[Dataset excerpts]
################
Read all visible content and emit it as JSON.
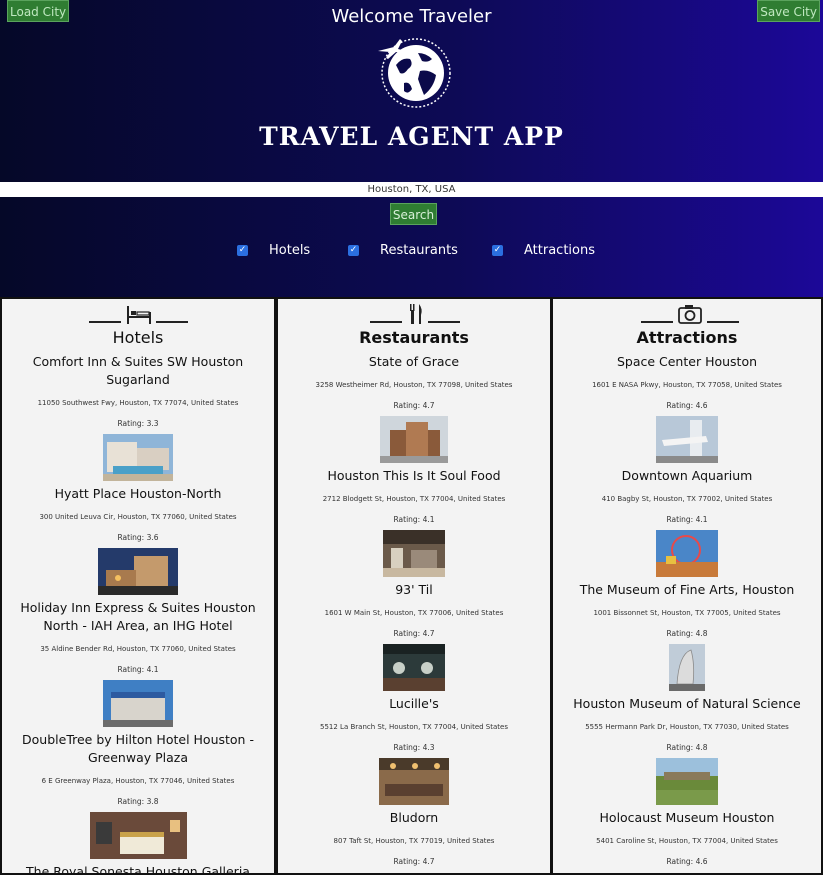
{
  "header": {
    "load_label": "Load City",
    "save_label": "Save City",
    "welcome": "Welcome Traveler",
    "title": "TRAVEL AGENT APP"
  },
  "search": {
    "value": "Houston, TX, USA",
    "button_label": "Search"
  },
  "filters": [
    {
      "label": "Hotels",
      "checked": true
    },
    {
      "label": "Restaurants",
      "checked": true
    },
    {
      "label": "Attractions",
      "checked": true
    }
  ],
  "colors": {
    "button_green": "#2f7d32",
    "header_start": "#050828",
    "header_end": "#1c0898",
    "checkbox": "#2b6fe0"
  },
  "columns": [
    {
      "title": "Hotels",
      "icon": "bed-icon",
      "items": [
        {
          "name": "Comfort Inn & Suites SW Houston Sugarland",
          "address": "11050 Southwest Fwy, Houston, TX 77074, United States",
          "rating": "Rating: 3.3"
        },
        {
          "name": "Hyatt Place Houston-North",
          "address": "300 United Leuva Cir, Houston, TX 77060, United States",
          "rating": "Rating: 3.6"
        },
        {
          "name": "Holiday Inn Express & Suites Houston North - IAH Area, an IHG Hotel",
          "address": "35 Aldine Bender Rd, Houston, TX 77060, United States",
          "rating": "Rating: 4.1"
        },
        {
          "name": "DoubleTree by Hilton Hotel Houston - Greenway Plaza",
          "address": "6 E Greenway Plaza, Houston, TX 77046, United States",
          "rating": "Rating: 3.8"
        },
        {
          "name": "The Royal Sonesta Houston Galleria",
          "address": "",
          "rating": ""
        }
      ]
    },
    {
      "title": "Restaurants",
      "icon": "fork-knife-icon",
      "items": [
        {
          "name": "State of Grace",
          "address": "3258 Westheimer Rd, Houston, TX 77098, United States",
          "rating": "Rating: 4.7"
        },
        {
          "name": "Houston This Is It Soul Food",
          "address": "2712 Blodgett St, Houston, TX 77004, United States",
          "rating": "Rating: 4.1"
        },
        {
          "name": "93' Til",
          "address": "1601 W Main St, Houston, TX 77006, United States",
          "rating": "Rating: 4.7"
        },
        {
          "name": "Lucille's",
          "address": "5512 La Branch St, Houston, TX 77004, United States",
          "rating": "Rating: 4.3"
        },
        {
          "name": "Bludorn",
          "address": "807 Taft St, Houston, TX 77019, United States",
          "rating": "Rating: 4.7"
        }
      ]
    },
    {
      "title": "Attractions",
      "icon": "camera-icon",
      "items": [
        {
          "name": "Space Center Houston",
          "address": "1601 E NASA Pkwy, Houston, TX 77058, United States",
          "rating": "Rating: 4.6"
        },
        {
          "name": "Downtown Aquarium",
          "address": "410 Bagby St, Houston, TX 77002, United States",
          "rating": "Rating: 4.1"
        },
        {
          "name": "The Museum of Fine Arts, Houston",
          "address": "1001 Bissonnet St, Houston, TX 77005, United States",
          "rating": "Rating: 4.8"
        },
        {
          "name": "Houston Museum of Natural Science",
          "address": "5555 Hermann Park Dr, Houston, TX 77030, United States",
          "rating": "Rating: 4.8"
        },
        {
          "name": "Holocaust Museum Houston",
          "address": "5401 Caroline St, Houston, TX 77004, United States",
          "rating": "Rating: 4.6"
        }
      ]
    }
  ]
}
################
§ Exercise objective: Leave out the pictures and give the listing above again exactly.

§ Answer to the task:
Read all visible content and emit it as JSON.
{
  "header": {
    "load_label": "Load City",
    "save_label": "Save City",
    "welcome": "Welcome Traveler",
    "title": "TRAVEL AGENT APP"
  },
  "search": {
    "value": "Houston, TX, USA",
    "button_label": "Search"
  },
  "filters": [
    {
      "label": "Hotels",
      "checked": true
    },
    {
      "label": "Restaurants",
      "checked": true
    },
    {
      "label": "Attractions",
      "checked": true
    }
  ],
  "colors": {
    "button_green": "#2f7d32",
    "header_start": "#050828",
    "header_end": "#1c0898",
    "checkbox": "#2b6fe0"
  },
  "columns": [
    {
      "title": "Hotels",
      "icon": "bed-icon",
      "items": [
        {
          "name": "Comfort Inn & Suites SW Houston Sugarland",
          "address": "11050 Southwest Fwy, Houston, TX 77074, United States",
          "rating": "Rating: 3.3"
        },
        {
          "name": "Hyatt Place Houston-North",
          "address": "300 United Leuva Cir, Houston, TX 77060, United States",
          "rating": "Rating: 3.6"
        },
        {
          "name": "Holiday Inn Express & Suites Houston North - IAH Area, an IHG Hotel",
          "address": "35 Aldine Bender Rd, Houston, TX 77060, United States",
          "rating": "Rating: 4.1"
        },
        {
          "name": "DoubleTree by Hilton Hotel Houston - Greenway Plaza",
          "address": "6 E Greenway Plaza, Houston, TX 77046, United States",
          "rating": "Rating: 3.8"
        },
        {
          "name": "The Royal Sonesta Houston Galleria",
          "address": "",
          "rating": ""
        }
      ]
    },
    {
      "title": "Restaurants",
      "icon": "fork-knife-icon",
      "items": [
        {
          "name": "State of Grace",
          "address": "3258 Westheimer Rd, Houston, TX 77098, United States",
          "rating": "Rating: 4.7"
        },
        {
          "name": "Houston This Is It Soul Food",
          "address": "2712 Blodgett St, Houston, TX 77004, United States",
          "rating": "Rating: 4.1"
        },
        {
          "name": "93' Til",
          "address": "1601 W Main St, Houston, TX 77006, United States",
          "rating": "Rating: 4.7"
        },
        {
          "name": "Lucille's",
          "address": "5512 La Branch St, Houston, TX 77004, United States",
          "rating": "Rating: 4.3"
        },
        {
          "name": "Bludorn",
          "address": "807 Taft St, Houston, TX 77019, United States",
          "rating": "Rating: 4.7"
        }
      ]
    },
    {
      "title": "Attractions",
      "icon": "camera-icon",
      "items": [
        {
          "name": "Space Center Houston",
          "address": "1601 E NASA Pkwy, Houston, TX 77058, United States",
          "rating": "Rating: 4.6"
        },
        {
          "name": "Downtown Aquarium",
          "address": "410 Bagby St, Houston, TX 77002, United States",
          "rating": "Rating: 4.1"
        },
        {
          "name": "The Museum of Fine Arts, Houston",
          "address": "1001 Bissonnet St, Houston, TX 77005, United States",
          "rating": "Rating: 4.8"
        },
        {
          "name": "Houston Museum of Natural Science",
          "address": "5555 Hermann Park Dr, Houston, TX 77030, United States",
          "rating": "Rating: 4.8"
        },
        {
          "name": "Holocaust Museum Houston",
          "address": "5401 Caroline St, Houston, TX 77004, United States",
          "rating": "Rating: 4.6"
        }
      ]
    }
  ]
}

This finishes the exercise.